#### What you should do
Give the number of lines in this listing that contain "kind", with no other words.
_ _ _
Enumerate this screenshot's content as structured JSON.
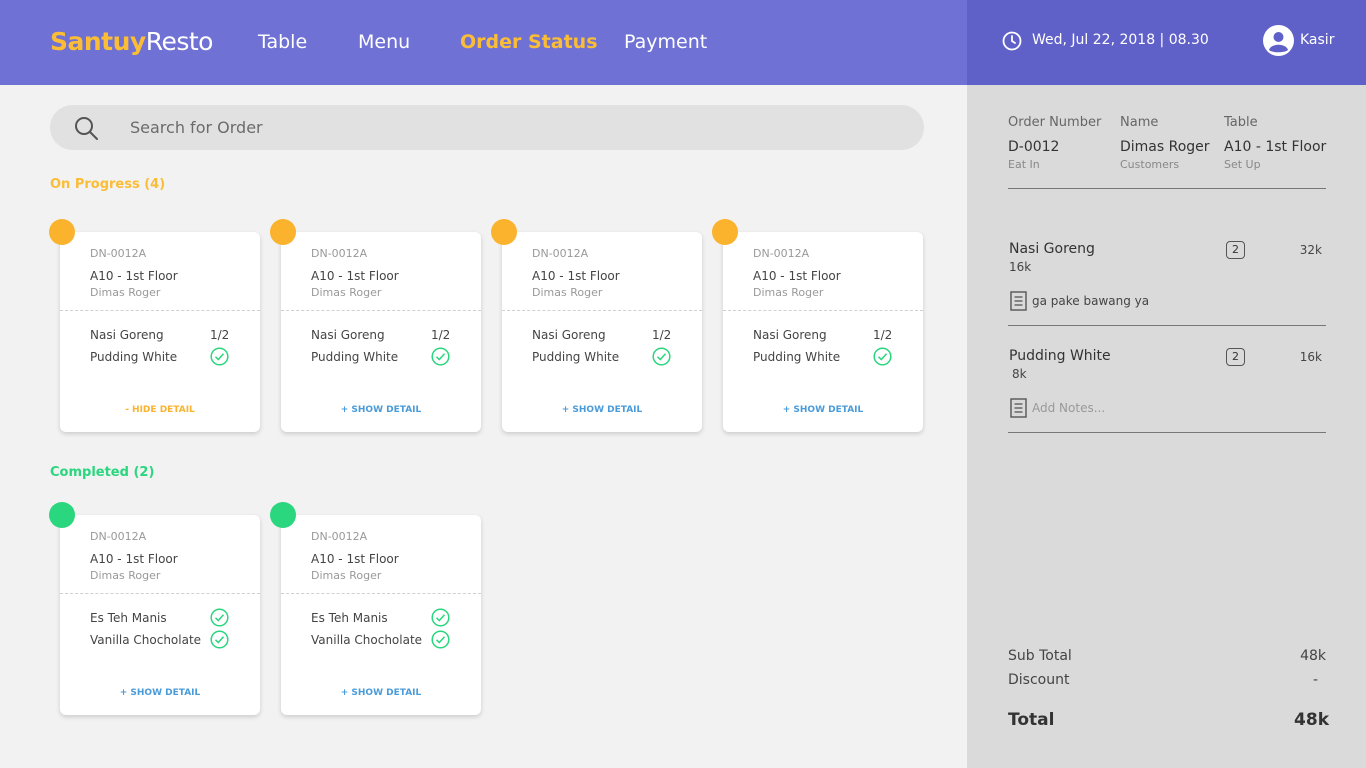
{
  "app": {
    "logo_bold": "Santuy",
    "logo_rest": "Resto"
  },
  "nav": {
    "table": "Table",
    "menu": "Menu",
    "order_status": "Order Status",
    "payment": "Payment"
  },
  "header": {
    "datetime": "Wed, Jul 22, 2018 | 08.30",
    "user": "Kasir"
  },
  "search": {
    "placeholder": "Search for Order"
  },
  "sections": {
    "progress": "On Progress (4)",
    "completed": "Completed (2)"
  },
  "cards_progress": [
    {
      "number": "DN-0012A",
      "table": "A10 - 1st Floor",
      "customer": "Dimas Roger",
      "item1": "Nasi Goreng",
      "item1_status": "1/2",
      "item2": "Pudding White",
      "link": "- HIDE DETAIL"
    },
    {
      "number": "DN-0012A",
      "table": "A10 - 1st Floor",
      "customer": "Dimas Roger",
      "item1": "Nasi Goreng",
      "item1_status": "1/2",
      "item2": "Pudding White",
      "link": "+ SHOW DETAIL"
    },
    {
      "number": "DN-0012A",
      "table": "A10 - 1st Floor",
      "customer": "Dimas Roger",
      "item1": "Nasi Goreng",
      "item1_status": "1/2",
      "item2": "Pudding White",
      "link": "+ SHOW DETAIL"
    },
    {
      "number": "DN-0012A",
      "table": "A10 - 1st Floor",
      "customer": "Dimas Roger",
      "item1": "Nasi Goreng",
      "item1_status": "1/2",
      "item2": "Pudding White",
      "link": "+ SHOW DETAIL"
    }
  ],
  "cards_completed": [
    {
      "number": "DN-0012A",
      "table": "A10 - 1st Floor",
      "customer": "Dimas Roger",
      "item1": "Es Teh Manis",
      "item2": "Vanilla Chocholate",
      "link": "+ SHOW DETAIL"
    },
    {
      "number": "DN-0012A",
      "table": "A10 - 1st Floor",
      "customer": "Dimas Roger",
      "item1": "Es Teh Manis",
      "item2": "Vanilla Chocholate",
      "link": "+ SHOW DETAIL"
    }
  ],
  "detail": {
    "order_number_label": "Order Number",
    "order_number": "D-0012",
    "order_type": "Eat In",
    "name_label": "Name",
    "name": "Dimas Roger",
    "name_sub": "Customers",
    "table_label": "Table",
    "table": "A10 - 1st Floor",
    "table_sub": "Set Up",
    "items": [
      {
        "name": "Nasi Goreng",
        "price": "16k",
        "qty": "2",
        "total": "32k",
        "note": "ga pake bawang ya"
      },
      {
        "name": "Pudding White",
        "price": "8k",
        "qty": "2",
        "total": "16k",
        "note_placeholder": "Add Notes..."
      }
    ],
    "subtotal_label": "Sub Total",
    "subtotal": "48k",
    "discount_label": "Discount",
    "discount": "-",
    "total_label": "Total",
    "total": "48k"
  },
  "colors": {
    "header": "#6f71d4",
    "header_right": "#6061c8",
    "accent": "#fbbd35",
    "progress": "#fbb22d",
    "completed": "#2ad67e",
    "link": "#4a9bd9"
  }
}
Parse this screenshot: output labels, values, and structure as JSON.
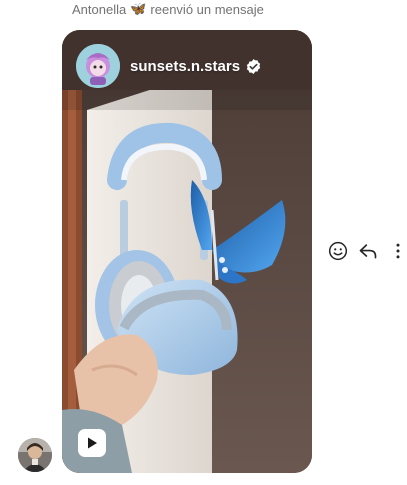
{
  "forward": {
    "sender": "Antonella",
    "emoji": "🦋",
    "text": "reenvió un mensaje"
  },
  "post": {
    "username": "sunsets.n.stars",
    "verified": true,
    "type_icon": "play-icon"
  },
  "icons": {
    "react": "smiley-icon",
    "reply": "reply-arrow-icon",
    "more": "more-vertical-icon"
  },
  "colors": {
    "secondary_text": "#737373",
    "icon": "#262626",
    "verified_badge": "#ffffff"
  }
}
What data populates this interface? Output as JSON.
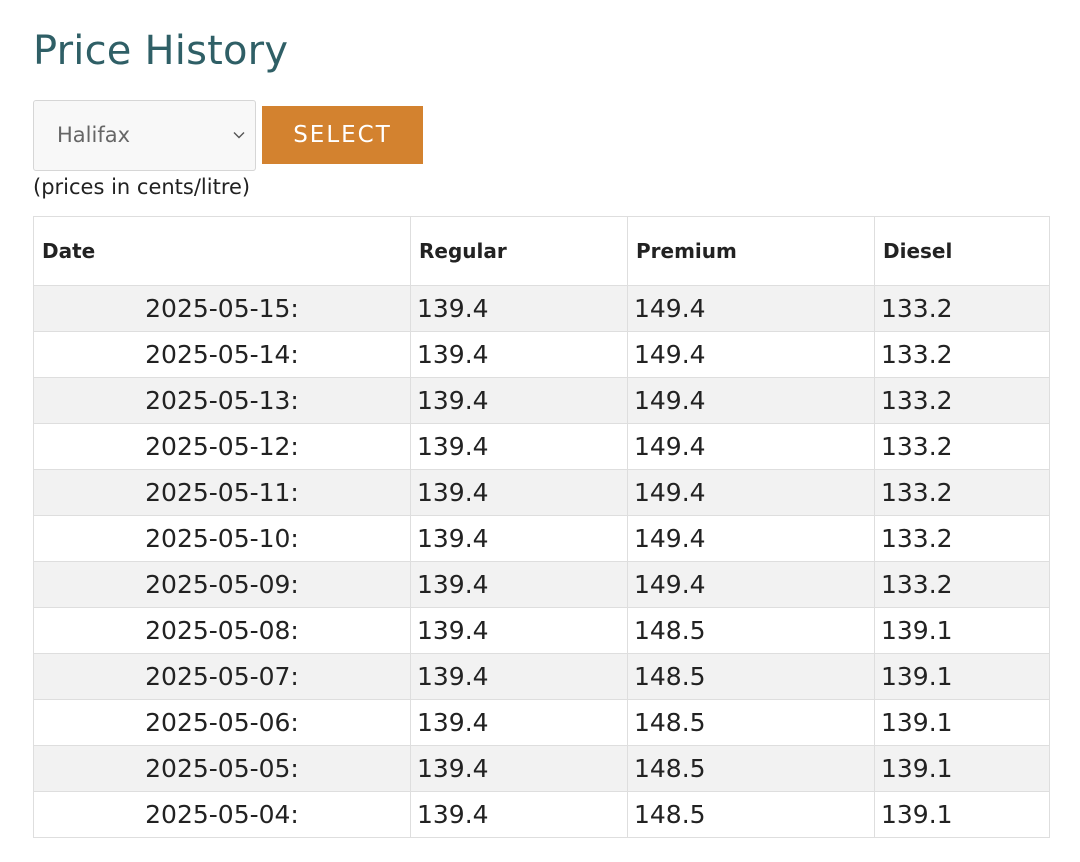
{
  "page": {
    "title": "Price History",
    "units_note": "(prices in cents/litre)"
  },
  "controls": {
    "selected_city": "Halifax",
    "select_button_label": "SELECT"
  },
  "table": {
    "headers": {
      "date": "Date",
      "regular": "Regular",
      "premium": "Premium",
      "diesel": "Diesel"
    },
    "rows": [
      {
        "date": "2025-05-15:",
        "regular": "139.4",
        "premium": "149.4",
        "diesel": "133.2"
      },
      {
        "date": "2025-05-14:",
        "regular": "139.4",
        "premium": "149.4",
        "diesel": "133.2"
      },
      {
        "date": "2025-05-13:",
        "regular": "139.4",
        "premium": "149.4",
        "diesel": "133.2"
      },
      {
        "date": "2025-05-12:",
        "regular": "139.4",
        "premium": "149.4",
        "diesel": "133.2"
      },
      {
        "date": "2025-05-11:",
        "regular": "139.4",
        "premium": "149.4",
        "diesel": "133.2"
      },
      {
        "date": "2025-05-10:",
        "regular": "139.4",
        "premium": "149.4",
        "diesel": "133.2"
      },
      {
        "date": "2025-05-09:",
        "regular": "139.4",
        "premium": "149.4",
        "diesel": "133.2"
      },
      {
        "date": "2025-05-08:",
        "regular": "139.4",
        "premium": "148.5",
        "diesel": "139.1"
      },
      {
        "date": "2025-05-07:",
        "regular": "139.4",
        "premium": "148.5",
        "diesel": "139.1"
      },
      {
        "date": "2025-05-06:",
        "regular": "139.4",
        "premium": "148.5",
        "diesel": "139.1"
      },
      {
        "date": "2025-05-05:",
        "regular": "139.4",
        "premium": "148.5",
        "diesel": "139.1"
      },
      {
        "date": "2025-05-04:",
        "regular": "139.4",
        "premium": "148.5",
        "diesel": "139.1"
      }
    ]
  },
  "colors": {
    "title": "#2f5f66",
    "button": "#d3822f",
    "stripe": "#f2f2f2",
    "border": "#dedede"
  },
  "icons": {
    "dropdown": "chevron-down-icon"
  }
}
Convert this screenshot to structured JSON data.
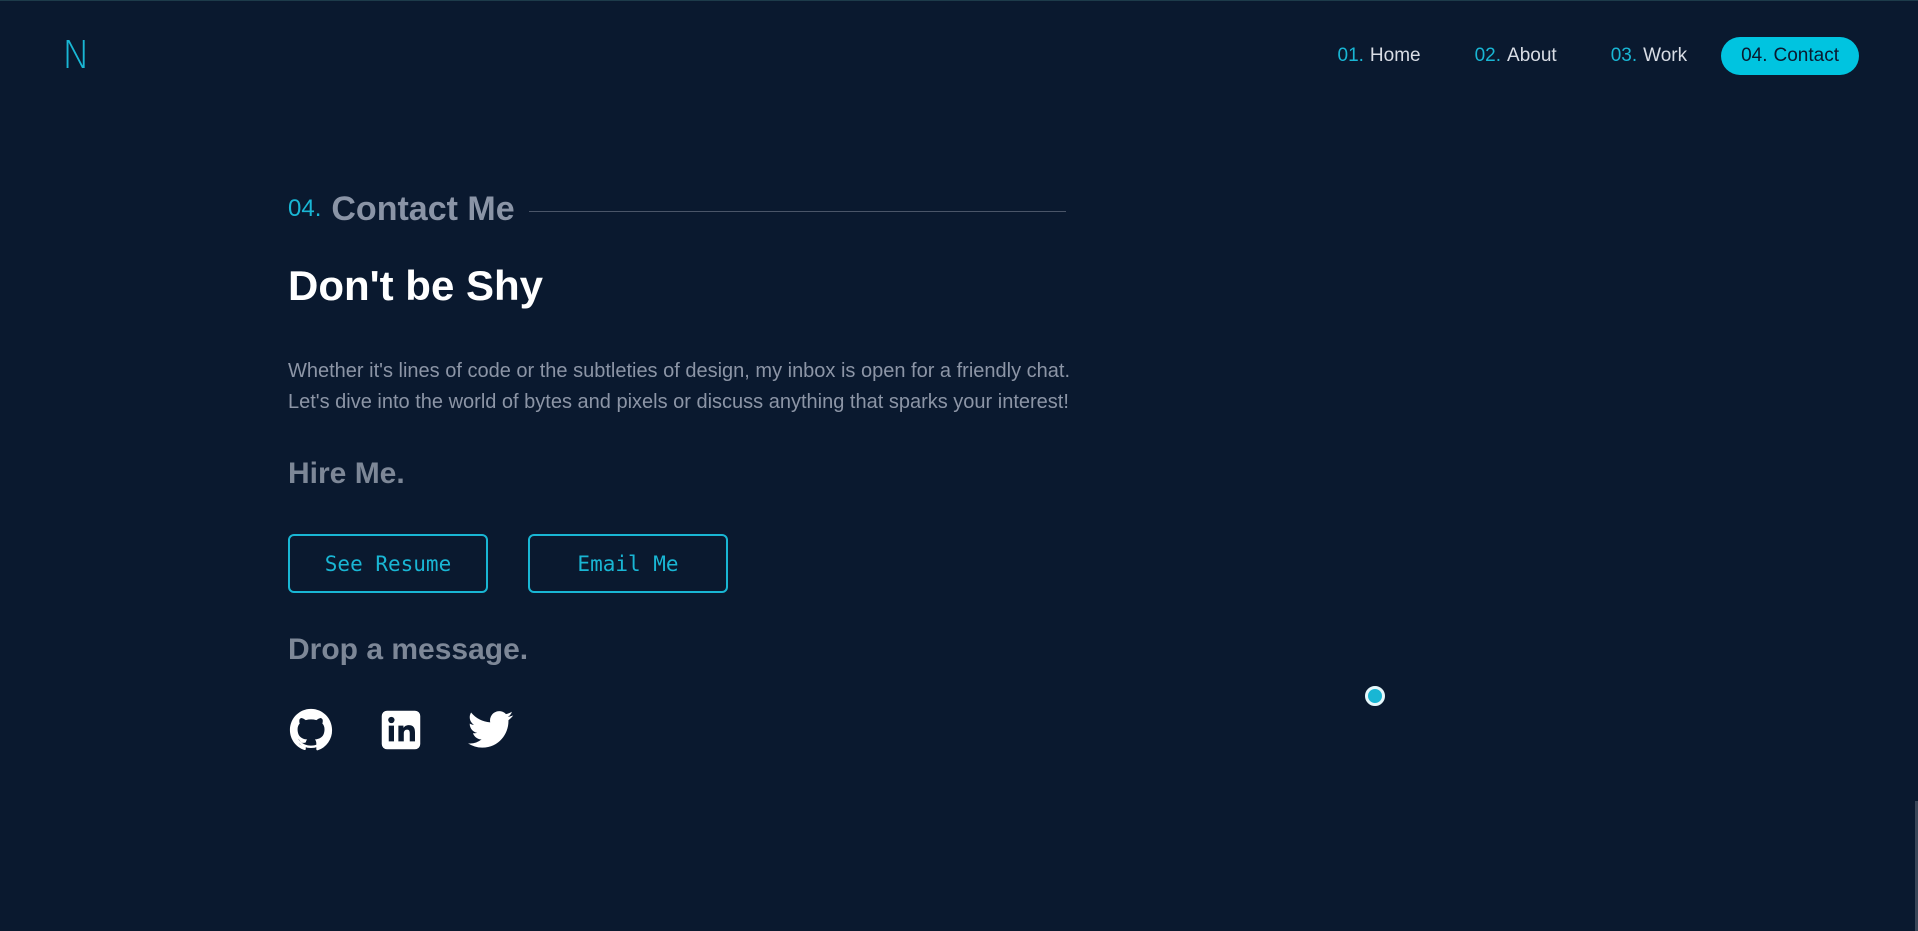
{
  "logo": {
    "letter": "N"
  },
  "nav": {
    "items": [
      {
        "num": "01.",
        "label": "Home"
      },
      {
        "num": "02.",
        "label": "About"
      },
      {
        "num": "03.",
        "label": "Work"
      },
      {
        "num": "04.",
        "label": "Contact"
      }
    ]
  },
  "contact": {
    "section_num": "04.",
    "section_title": "Contact Me",
    "headline": "Don't be Shy",
    "paragraph_line1": "Whether it's lines of code or the subtleties of design, my inbox is open for a friendly chat.",
    "paragraph_line2": "Let's dive into the world of bytes and pixels or discuss anything that sparks your interest!",
    "hire_heading": "Hire Me.",
    "resume_button": "See Resume",
    "email_button": "Email Me",
    "drop_heading": "Drop a message."
  },
  "social": [
    {
      "icon": "github-icon"
    },
    {
      "icon": "linkedin-icon"
    },
    {
      "icon": "twitter-icon"
    }
  ],
  "colors": {
    "background": "#0a192f",
    "accent": "#19b6d4",
    "active_nav_bg": "#00c4e0"
  }
}
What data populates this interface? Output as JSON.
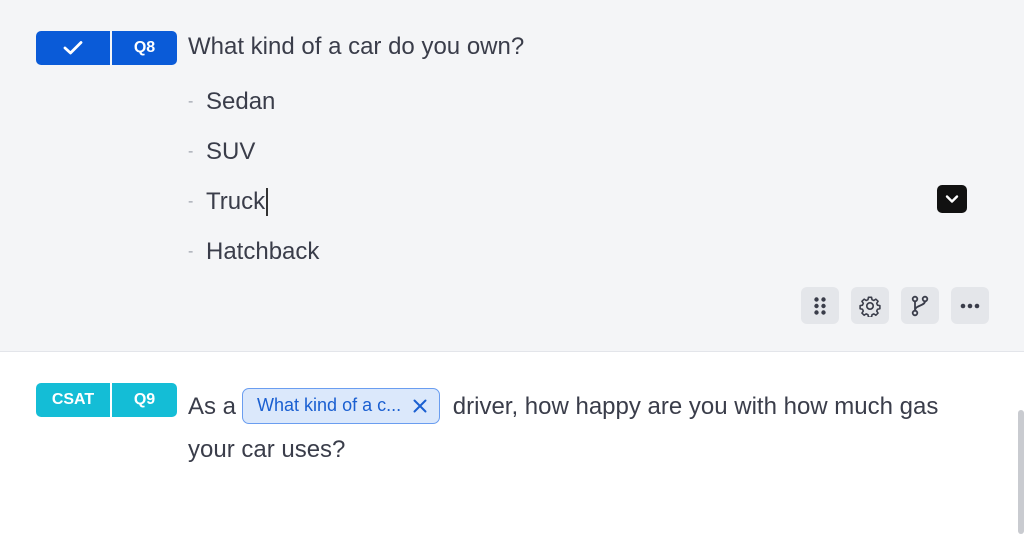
{
  "q8": {
    "type_icon": "checkmark-icon",
    "number": "Q8",
    "title": "What kind of a car do you own?",
    "options": [
      "Sedan",
      "SUV",
      "Truck",
      "Hatchback"
    ],
    "toolbar": [
      "drag-handle-icon",
      "gear-icon",
      "branch-icon",
      "more-icon"
    ]
  },
  "q9": {
    "type": "CSAT",
    "number": "Q9",
    "text_before": "As a",
    "piped_field": "What kind of a c...",
    "text_after": "driver, how happy are you with how much gas your car uses?"
  },
  "colors": {
    "q8_badge": "#0a5bd8",
    "q9_badge": "#14bdd6",
    "chip_bg": "#dbe8fb",
    "chip_border": "#6a9df0"
  }
}
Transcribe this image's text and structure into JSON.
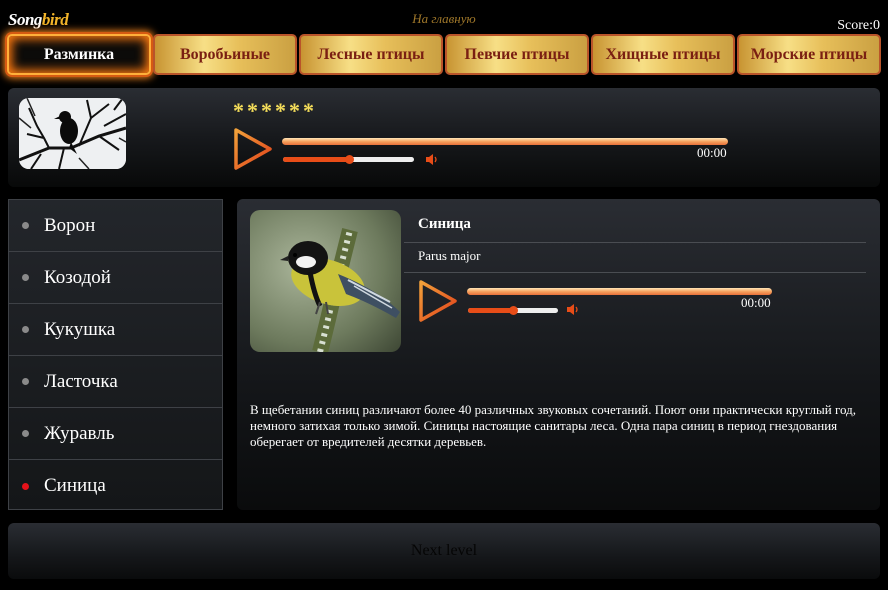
{
  "header": {
    "logo_part1": "Song",
    "logo_part2": "bird",
    "home_link": "На главную",
    "score": "Score:0"
  },
  "tabs": [
    {
      "label": "Разминка",
      "active": true
    },
    {
      "label": "Воробьиные",
      "active": false
    },
    {
      "label": "Лесные птицы",
      "active": false
    },
    {
      "label": "Певчие птицы",
      "active": false
    },
    {
      "label": "Хищные птицы",
      "active": false
    },
    {
      "label": "Морские птицы",
      "active": false
    }
  ],
  "question": {
    "hidden_name": "******",
    "player": {
      "time": "00:00",
      "volume_fraction": 0.5
    }
  },
  "birds": [
    {
      "name": "Ворон",
      "status": "neutral"
    },
    {
      "name": "Козодой",
      "status": "neutral"
    },
    {
      "name": "Кукушка",
      "status": "neutral"
    },
    {
      "name": "Ласточка",
      "status": "neutral"
    },
    {
      "name": "Журавль",
      "status": "neutral"
    },
    {
      "name": "Синица",
      "status": "wrong"
    }
  ],
  "detail": {
    "name": "Синица",
    "latin": "Parus major",
    "player": {
      "time": "00:00",
      "volume_fraction": 0.5
    },
    "description": "В щебетании синиц различают более 40 различных звуковых сочетаний. Поют они практически круглый год, немного затихая только зимой. Синицы настоящие санитары леса. Одна пара синиц в период гнездования оберегает от вредителей десятки деревьев."
  },
  "next_level": "Next level",
  "colors": {
    "accent_orange": "#e84d18",
    "tab_text": "#7a1f12",
    "stars": "#f4dd5a",
    "wrong_dot": "#e5121a"
  }
}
_ _ _
#### Result of this task
2